▶ Dettagli del compito:
Ricopia dal testo sulla cascola delle olive il brano che comincia con le parole "e) un significativo" e si chiude dopo le parole "aver subito danni.".

▶ Testo di partenza:
* * * *

OSSERVAZIONI DI CAMPO SULL’ EFFICACIA DELLE VARIE APPLICAZIONI

Dall’ attività in campagna, si può giungere a delle prime determinazioni.

a) sono risultate efficaci solo le applicazioni preventive o molto tempestive rispetto al manifestarsi dei sintomi;

b) è stata osservata una correlazione positiva tra l’impiego di triazoli specifici e il contenimento della malattia;

c) è stata rilevata una bassissima cascola su piante singole inserite a solo scopo paesaggistico/ornamentale tra i filari di vigneti normalmente trattati (ovvero con olive non destinate alla trasformazione);

d) appaiono meno efficaci ma comunque utili, associazioni di zolfo bagnabile (Bio);

e) un significativo contenimento della cascola anche in oliveti non trattati con triazoli o zolfi mantenuti costantemente sotto copertura rameica, integrata da rame con azione citotropica (gluconato);

f) prodotti registrati specificatamente per la lebbra, applicati anche ai primi sintomi di cascola, non hanno sortito effetti apprezzabili.

OSSERVAZIONI SULLA DISTRIBUZIONE GEOGRAFICA

La zona colpita è indubbiamente ampia, tanto da interessare, per rilievo diretto, tutta la fascia pedemontana veneta. Per contatti professionali, in assenza di esami di laboratorio, Puglia, Toscana, Marche, Umbria, su plaghe più o meno vaste. L’Abruzzo e la Liguria sembrano non aver subito danni.

* * * *

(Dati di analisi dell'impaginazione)
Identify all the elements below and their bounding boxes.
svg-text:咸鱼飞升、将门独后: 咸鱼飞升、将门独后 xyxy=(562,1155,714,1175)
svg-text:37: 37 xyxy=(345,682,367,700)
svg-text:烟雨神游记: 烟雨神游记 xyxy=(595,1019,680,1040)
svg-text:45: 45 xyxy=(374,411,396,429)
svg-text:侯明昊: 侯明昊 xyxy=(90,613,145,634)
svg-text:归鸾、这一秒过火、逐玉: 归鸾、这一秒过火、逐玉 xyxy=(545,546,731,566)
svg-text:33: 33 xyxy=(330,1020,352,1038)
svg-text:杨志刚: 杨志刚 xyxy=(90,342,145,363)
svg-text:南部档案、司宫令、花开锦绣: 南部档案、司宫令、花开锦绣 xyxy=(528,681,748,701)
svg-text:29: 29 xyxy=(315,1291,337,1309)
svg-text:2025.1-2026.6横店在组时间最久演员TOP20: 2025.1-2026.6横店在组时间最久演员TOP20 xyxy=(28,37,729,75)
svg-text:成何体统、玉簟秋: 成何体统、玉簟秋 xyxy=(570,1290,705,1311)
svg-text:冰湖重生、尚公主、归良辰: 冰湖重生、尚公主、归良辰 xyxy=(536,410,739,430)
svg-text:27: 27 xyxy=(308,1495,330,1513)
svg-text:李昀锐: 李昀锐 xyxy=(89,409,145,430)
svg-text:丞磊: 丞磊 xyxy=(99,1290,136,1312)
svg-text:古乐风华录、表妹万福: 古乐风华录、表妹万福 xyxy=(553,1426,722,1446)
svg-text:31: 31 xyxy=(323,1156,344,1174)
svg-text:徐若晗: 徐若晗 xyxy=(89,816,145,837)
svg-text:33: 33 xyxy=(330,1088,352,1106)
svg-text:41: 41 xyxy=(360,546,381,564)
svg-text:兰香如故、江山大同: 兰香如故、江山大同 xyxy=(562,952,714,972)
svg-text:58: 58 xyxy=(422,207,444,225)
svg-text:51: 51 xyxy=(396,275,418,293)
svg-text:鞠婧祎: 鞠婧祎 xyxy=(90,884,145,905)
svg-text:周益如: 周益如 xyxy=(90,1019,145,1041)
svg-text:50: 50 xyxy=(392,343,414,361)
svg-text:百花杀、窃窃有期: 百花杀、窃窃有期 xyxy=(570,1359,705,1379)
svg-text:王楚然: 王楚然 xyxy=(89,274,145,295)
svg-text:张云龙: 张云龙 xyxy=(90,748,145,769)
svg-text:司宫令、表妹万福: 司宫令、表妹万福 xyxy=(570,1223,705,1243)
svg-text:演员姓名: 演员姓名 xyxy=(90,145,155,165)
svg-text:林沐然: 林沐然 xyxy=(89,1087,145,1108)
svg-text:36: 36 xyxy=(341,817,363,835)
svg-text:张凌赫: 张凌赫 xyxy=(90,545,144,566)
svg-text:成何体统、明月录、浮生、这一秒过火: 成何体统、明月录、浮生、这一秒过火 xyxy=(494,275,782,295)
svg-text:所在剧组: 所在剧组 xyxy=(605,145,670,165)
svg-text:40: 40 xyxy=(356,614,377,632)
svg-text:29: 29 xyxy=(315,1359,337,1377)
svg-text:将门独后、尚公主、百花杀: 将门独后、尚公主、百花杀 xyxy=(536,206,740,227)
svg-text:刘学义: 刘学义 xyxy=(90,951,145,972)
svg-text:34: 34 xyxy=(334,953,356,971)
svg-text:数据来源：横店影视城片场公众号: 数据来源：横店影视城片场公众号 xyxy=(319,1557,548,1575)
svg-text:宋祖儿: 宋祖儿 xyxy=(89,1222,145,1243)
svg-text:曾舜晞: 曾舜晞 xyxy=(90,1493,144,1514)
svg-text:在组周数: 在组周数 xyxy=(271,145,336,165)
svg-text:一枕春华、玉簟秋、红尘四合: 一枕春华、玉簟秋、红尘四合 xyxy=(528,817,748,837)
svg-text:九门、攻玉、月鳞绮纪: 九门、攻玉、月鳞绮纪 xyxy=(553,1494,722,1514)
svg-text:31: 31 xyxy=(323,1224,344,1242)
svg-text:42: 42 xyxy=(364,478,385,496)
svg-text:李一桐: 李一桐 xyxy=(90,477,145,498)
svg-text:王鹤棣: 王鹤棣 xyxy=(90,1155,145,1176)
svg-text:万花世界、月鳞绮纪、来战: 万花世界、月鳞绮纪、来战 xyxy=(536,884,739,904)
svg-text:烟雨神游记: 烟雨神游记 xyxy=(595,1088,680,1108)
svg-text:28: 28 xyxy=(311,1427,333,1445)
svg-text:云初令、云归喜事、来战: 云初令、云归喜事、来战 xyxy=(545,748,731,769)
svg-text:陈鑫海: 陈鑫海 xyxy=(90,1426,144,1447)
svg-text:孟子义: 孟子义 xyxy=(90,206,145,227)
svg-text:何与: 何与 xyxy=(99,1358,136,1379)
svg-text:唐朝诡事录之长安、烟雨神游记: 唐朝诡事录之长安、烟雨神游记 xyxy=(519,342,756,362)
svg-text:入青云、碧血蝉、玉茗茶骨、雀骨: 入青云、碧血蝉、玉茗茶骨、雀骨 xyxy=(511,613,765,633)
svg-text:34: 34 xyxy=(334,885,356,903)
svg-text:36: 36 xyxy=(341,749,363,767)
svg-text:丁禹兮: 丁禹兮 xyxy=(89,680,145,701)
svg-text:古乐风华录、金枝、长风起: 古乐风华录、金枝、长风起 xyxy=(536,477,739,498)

* * * *

▶ Esito del compito:
e) un significativo contenimento della cascola anche in oliveti non trattati con triazoli o zolfi mantenuti costantemente sotto copertura rameica, integrata da rame con azione citotropica (gluconato);

f) prodotti registrati specificatamente per la lebbra, applicati anche ai primi sintomi di cascola, non hanno sortito effetti apprezzabili.

OSSERVAZIONI SULLA DISTRIBUZIONE GEOGRAFICA

La zona colpita è indubbiamente ampia, tanto da interessare, per rilievo diretto, tutta la fascia pedemontana veneta. Per contatti professionali, in assenza di esami di laboratorio, Puglia, Toscana, Marche, Umbria, su plaghe più o meno vaste. L’Abruzzo e la Liguria sembrano non aver subito danni.